═══ PROVIDED RECORDS

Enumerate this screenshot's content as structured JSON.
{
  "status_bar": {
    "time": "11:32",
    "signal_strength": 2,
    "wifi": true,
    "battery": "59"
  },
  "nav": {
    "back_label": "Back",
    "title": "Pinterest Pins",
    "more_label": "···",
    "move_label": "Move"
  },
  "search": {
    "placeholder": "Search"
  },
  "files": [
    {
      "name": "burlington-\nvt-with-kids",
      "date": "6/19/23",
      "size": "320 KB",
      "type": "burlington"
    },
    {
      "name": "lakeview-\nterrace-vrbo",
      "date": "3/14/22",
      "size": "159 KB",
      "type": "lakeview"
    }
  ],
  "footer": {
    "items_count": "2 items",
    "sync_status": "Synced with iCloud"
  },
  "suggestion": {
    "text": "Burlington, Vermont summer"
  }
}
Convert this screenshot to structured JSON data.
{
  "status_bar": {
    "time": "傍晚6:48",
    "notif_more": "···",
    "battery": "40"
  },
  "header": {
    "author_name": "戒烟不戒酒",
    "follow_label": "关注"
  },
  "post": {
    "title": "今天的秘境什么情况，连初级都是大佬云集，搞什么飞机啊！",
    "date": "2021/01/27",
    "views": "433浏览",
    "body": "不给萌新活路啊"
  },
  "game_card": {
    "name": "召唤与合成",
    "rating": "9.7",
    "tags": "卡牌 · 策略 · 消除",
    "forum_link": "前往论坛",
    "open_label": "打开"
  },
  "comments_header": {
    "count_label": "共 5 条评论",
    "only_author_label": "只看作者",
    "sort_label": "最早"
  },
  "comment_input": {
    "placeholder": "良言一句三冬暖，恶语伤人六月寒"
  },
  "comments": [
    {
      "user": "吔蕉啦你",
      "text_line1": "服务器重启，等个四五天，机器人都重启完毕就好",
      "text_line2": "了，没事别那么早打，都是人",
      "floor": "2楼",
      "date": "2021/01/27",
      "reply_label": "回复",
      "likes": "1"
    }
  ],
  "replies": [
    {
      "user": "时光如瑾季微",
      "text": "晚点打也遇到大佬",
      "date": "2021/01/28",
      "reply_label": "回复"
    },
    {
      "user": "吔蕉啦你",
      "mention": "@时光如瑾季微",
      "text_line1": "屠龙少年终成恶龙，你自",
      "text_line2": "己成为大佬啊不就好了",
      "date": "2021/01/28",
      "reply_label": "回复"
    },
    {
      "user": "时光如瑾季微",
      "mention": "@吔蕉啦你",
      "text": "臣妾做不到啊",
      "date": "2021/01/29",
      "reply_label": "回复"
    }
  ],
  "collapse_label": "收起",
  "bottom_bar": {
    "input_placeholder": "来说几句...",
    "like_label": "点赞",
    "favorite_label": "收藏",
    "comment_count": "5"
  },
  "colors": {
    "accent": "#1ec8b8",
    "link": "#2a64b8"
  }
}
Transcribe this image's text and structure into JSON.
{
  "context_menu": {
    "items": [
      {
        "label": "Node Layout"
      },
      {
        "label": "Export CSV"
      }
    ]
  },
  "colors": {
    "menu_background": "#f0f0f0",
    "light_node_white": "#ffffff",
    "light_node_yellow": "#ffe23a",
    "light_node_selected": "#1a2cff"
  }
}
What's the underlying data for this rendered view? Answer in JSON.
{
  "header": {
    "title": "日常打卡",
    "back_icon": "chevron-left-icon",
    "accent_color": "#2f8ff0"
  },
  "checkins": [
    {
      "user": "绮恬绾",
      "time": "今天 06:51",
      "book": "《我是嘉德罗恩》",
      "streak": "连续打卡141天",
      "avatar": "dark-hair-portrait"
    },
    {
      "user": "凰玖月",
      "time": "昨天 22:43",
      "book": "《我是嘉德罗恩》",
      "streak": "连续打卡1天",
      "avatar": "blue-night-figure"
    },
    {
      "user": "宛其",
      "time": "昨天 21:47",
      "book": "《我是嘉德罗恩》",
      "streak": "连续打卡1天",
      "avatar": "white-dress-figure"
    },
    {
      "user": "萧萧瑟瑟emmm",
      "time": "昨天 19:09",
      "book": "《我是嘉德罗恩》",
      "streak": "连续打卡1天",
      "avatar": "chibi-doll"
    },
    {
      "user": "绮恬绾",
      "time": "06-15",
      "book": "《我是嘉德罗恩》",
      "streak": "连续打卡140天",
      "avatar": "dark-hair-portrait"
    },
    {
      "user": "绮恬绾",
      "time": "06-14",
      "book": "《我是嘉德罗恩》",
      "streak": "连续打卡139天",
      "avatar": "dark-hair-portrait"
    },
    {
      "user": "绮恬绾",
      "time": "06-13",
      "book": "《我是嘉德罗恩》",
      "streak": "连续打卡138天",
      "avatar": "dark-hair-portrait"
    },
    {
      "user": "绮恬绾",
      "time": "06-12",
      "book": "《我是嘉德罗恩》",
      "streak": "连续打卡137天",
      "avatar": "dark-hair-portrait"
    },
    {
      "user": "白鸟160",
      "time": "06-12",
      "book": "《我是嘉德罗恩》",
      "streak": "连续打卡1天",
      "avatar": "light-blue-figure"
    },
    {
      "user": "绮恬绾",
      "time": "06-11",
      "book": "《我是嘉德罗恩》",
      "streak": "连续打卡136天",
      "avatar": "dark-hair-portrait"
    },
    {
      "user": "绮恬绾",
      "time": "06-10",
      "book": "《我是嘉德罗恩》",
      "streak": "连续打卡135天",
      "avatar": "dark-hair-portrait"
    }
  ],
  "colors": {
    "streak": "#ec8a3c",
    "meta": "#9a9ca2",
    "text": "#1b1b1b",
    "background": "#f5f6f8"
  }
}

══════

• **DESCRIPTION OF THE TASK**
From the entries above, extract every line where the word "this" appears.

• **WRITTEN ANSWER**
Enumerate this screenshot's content as structured JSON.
Convert this screenshot to structured JSON data.
Transcribe this image's text and structure into JSON.
What's the underlying data for this rendered view? Answer in JSON.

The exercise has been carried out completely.